MATERIAL PROVIDED —
start

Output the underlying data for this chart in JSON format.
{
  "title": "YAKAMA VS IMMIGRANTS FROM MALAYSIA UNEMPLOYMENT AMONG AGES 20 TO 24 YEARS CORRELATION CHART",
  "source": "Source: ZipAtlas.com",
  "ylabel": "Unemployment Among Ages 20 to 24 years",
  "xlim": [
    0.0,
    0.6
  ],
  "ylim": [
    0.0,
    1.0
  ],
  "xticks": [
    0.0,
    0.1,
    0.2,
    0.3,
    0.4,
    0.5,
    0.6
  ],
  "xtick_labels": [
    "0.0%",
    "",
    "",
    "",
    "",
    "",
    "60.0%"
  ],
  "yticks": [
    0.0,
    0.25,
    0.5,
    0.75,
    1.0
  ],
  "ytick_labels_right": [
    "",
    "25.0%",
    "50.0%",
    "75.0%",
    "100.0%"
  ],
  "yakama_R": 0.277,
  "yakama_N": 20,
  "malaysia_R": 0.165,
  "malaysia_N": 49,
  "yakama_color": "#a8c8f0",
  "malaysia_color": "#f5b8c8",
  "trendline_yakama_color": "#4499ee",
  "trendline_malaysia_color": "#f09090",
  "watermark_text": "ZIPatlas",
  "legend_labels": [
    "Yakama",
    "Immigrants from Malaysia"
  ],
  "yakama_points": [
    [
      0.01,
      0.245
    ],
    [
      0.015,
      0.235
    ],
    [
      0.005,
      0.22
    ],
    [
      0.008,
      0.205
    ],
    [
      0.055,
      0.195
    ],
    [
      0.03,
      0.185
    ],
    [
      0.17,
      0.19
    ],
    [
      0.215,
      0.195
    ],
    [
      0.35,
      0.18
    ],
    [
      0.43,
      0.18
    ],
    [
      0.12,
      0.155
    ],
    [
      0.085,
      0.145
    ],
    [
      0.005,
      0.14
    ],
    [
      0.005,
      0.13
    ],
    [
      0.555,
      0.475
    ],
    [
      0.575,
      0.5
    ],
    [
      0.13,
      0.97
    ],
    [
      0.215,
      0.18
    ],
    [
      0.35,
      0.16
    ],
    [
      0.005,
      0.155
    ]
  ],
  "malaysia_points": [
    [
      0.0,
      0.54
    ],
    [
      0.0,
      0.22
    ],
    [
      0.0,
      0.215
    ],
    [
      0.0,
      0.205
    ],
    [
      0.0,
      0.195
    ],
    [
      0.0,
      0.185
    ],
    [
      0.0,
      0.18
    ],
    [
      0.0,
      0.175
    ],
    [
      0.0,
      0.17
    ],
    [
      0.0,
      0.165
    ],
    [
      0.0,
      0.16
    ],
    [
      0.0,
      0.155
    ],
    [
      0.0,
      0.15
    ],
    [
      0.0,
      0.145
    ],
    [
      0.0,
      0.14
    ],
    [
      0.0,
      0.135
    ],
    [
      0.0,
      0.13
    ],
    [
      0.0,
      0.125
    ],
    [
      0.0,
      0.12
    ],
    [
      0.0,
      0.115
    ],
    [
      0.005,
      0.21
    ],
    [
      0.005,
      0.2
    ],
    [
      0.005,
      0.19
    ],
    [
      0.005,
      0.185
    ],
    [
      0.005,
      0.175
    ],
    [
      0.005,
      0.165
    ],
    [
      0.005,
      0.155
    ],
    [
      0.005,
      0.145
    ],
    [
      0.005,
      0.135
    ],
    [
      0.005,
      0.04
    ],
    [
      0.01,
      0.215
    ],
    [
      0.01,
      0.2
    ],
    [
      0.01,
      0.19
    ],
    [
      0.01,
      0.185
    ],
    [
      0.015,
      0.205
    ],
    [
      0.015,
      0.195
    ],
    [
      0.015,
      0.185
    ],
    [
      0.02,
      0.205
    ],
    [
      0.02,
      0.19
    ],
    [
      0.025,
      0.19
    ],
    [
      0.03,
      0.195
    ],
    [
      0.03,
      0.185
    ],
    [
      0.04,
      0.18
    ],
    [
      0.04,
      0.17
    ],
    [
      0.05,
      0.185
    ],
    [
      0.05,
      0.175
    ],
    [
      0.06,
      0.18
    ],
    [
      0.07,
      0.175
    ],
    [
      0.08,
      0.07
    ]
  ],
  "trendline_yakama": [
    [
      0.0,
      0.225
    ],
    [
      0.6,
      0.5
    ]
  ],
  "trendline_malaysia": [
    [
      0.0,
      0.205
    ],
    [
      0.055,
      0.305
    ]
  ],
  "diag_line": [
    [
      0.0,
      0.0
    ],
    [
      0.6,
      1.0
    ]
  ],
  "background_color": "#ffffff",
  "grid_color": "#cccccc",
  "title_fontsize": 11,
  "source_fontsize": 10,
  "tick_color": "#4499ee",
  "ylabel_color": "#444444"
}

end

DIRECTIONS — Your task is to output all of the data above word for word.

RESULT OF THIS EXERCISE —
Output the underlying data for this chart in JSON format.
{
  "title": "YAKAMA VS IMMIGRANTS FROM MALAYSIA UNEMPLOYMENT AMONG AGES 20 TO 24 YEARS CORRELATION CHART",
  "source": "Source: ZipAtlas.com",
  "ylabel": "Unemployment Among Ages 20 to 24 years",
  "xlim": [
    0.0,
    0.6
  ],
  "ylim": [
    0.0,
    1.0
  ],
  "xticks": [
    0.0,
    0.1,
    0.2,
    0.3,
    0.4,
    0.5,
    0.6
  ],
  "xtick_labels": [
    "0.0%",
    "",
    "",
    "",
    "",
    "",
    "60.0%"
  ],
  "yticks": [
    0.0,
    0.25,
    0.5,
    0.75,
    1.0
  ],
  "ytick_labels_right": [
    "",
    "25.0%",
    "50.0%",
    "75.0%",
    "100.0%"
  ],
  "yakama_R": 0.277,
  "yakama_N": 20,
  "malaysia_R": 0.165,
  "malaysia_N": 49,
  "yakama_color": "#a8c8f0",
  "malaysia_color": "#f5b8c8",
  "trendline_yakama_color": "#4499ee",
  "trendline_malaysia_color": "#f09090",
  "watermark_text": "ZIPatlas",
  "legend_labels": [
    "Yakama",
    "Immigrants from Malaysia"
  ],
  "yakama_points": [
    [
      0.01,
      0.245
    ],
    [
      0.015,
      0.235
    ],
    [
      0.005,
      0.22
    ],
    [
      0.008,
      0.205
    ],
    [
      0.055,
      0.195
    ],
    [
      0.03,
      0.185
    ],
    [
      0.17,
      0.19
    ],
    [
      0.215,
      0.195
    ],
    [
      0.35,
      0.18
    ],
    [
      0.43,
      0.18
    ],
    [
      0.12,
      0.155
    ],
    [
      0.085,
      0.145
    ],
    [
      0.005,
      0.14
    ],
    [
      0.005,
      0.13
    ],
    [
      0.555,
      0.475
    ],
    [
      0.575,
      0.5
    ],
    [
      0.13,
      0.97
    ],
    [
      0.215,
      0.18
    ],
    [
      0.35,
      0.16
    ],
    [
      0.005,
      0.155
    ]
  ],
  "malaysia_points": [
    [
      0.0,
      0.54
    ],
    [
      0.0,
      0.22
    ],
    [
      0.0,
      0.215
    ],
    [
      0.0,
      0.205
    ],
    [
      0.0,
      0.195
    ],
    [
      0.0,
      0.185
    ],
    [
      0.0,
      0.18
    ],
    [
      0.0,
      0.175
    ],
    [
      0.0,
      0.17
    ],
    [
      0.0,
      0.165
    ],
    [
      0.0,
      0.16
    ],
    [
      0.0,
      0.155
    ],
    [
      0.0,
      0.15
    ],
    [
      0.0,
      0.145
    ],
    [
      0.0,
      0.14
    ],
    [
      0.0,
      0.135
    ],
    [
      0.0,
      0.13
    ],
    [
      0.0,
      0.125
    ],
    [
      0.0,
      0.12
    ],
    [
      0.0,
      0.115
    ],
    [
      0.005,
      0.21
    ],
    [
      0.005,
      0.2
    ],
    [
      0.005,
      0.19
    ],
    [
      0.005,
      0.185
    ],
    [
      0.005,
      0.175
    ],
    [
      0.005,
      0.165
    ],
    [
      0.005,
      0.155
    ],
    [
      0.005,
      0.145
    ],
    [
      0.005,
      0.135
    ],
    [
      0.005,
      0.04
    ],
    [
      0.01,
      0.215
    ],
    [
      0.01,
      0.2
    ],
    [
      0.01,
      0.19
    ],
    [
      0.01,
      0.185
    ],
    [
      0.015,
      0.205
    ],
    [
      0.015,
      0.195
    ],
    [
      0.015,
      0.185
    ],
    [
      0.02,
      0.205
    ],
    [
      0.02,
      0.19
    ],
    [
      0.025,
      0.19
    ],
    [
      0.03,
      0.195
    ],
    [
      0.03,
      0.185
    ],
    [
      0.04,
      0.18
    ],
    [
      0.04,
      0.17
    ],
    [
      0.05,
      0.185
    ],
    [
      0.05,
      0.175
    ],
    [
      0.06,
      0.18
    ],
    [
      0.07,
      0.175
    ],
    [
      0.08,
      0.07
    ]
  ],
  "trendline_yakama": [
    [
      0.0,
      0.225
    ],
    [
      0.6,
      0.5
    ]
  ],
  "trendline_malaysia": [
    [
      0.0,
      0.205
    ],
    [
      0.055,
      0.305
    ]
  ],
  "diag_line": [
    [
      0.0,
      0.0
    ],
    [
      0.6,
      1.0
    ]
  ],
  "background_color": "#ffffff",
  "grid_color": "#cccccc",
  "title_fontsize": 11,
  "source_fontsize": 10,
  "tick_color": "#4499ee",
  "ylabel_color": "#444444"
}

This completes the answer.